» **Problem requirements**
Say how many lines include the word "Degrade", using only a number.
--- --- ---
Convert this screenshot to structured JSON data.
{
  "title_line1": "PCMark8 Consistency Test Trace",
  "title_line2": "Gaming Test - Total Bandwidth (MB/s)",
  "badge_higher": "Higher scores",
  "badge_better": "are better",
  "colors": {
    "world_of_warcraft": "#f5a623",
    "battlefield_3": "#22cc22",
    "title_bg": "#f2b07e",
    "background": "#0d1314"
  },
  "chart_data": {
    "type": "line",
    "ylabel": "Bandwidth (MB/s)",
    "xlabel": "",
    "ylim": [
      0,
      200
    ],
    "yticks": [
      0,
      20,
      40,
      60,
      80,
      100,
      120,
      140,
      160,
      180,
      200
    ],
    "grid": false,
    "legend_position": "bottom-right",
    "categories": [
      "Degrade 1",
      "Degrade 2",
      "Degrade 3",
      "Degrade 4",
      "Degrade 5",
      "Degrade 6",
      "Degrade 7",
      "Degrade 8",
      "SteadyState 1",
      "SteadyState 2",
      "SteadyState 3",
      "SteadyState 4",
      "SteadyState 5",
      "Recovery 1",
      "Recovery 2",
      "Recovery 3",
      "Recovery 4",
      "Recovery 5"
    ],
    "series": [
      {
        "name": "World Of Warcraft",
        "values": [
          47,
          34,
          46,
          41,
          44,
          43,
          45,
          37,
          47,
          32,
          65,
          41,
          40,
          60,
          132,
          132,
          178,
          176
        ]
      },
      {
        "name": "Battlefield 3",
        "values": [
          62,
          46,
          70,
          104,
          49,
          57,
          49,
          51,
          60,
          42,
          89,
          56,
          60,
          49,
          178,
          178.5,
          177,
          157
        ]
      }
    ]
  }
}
--- --- ---
» **Output below**
8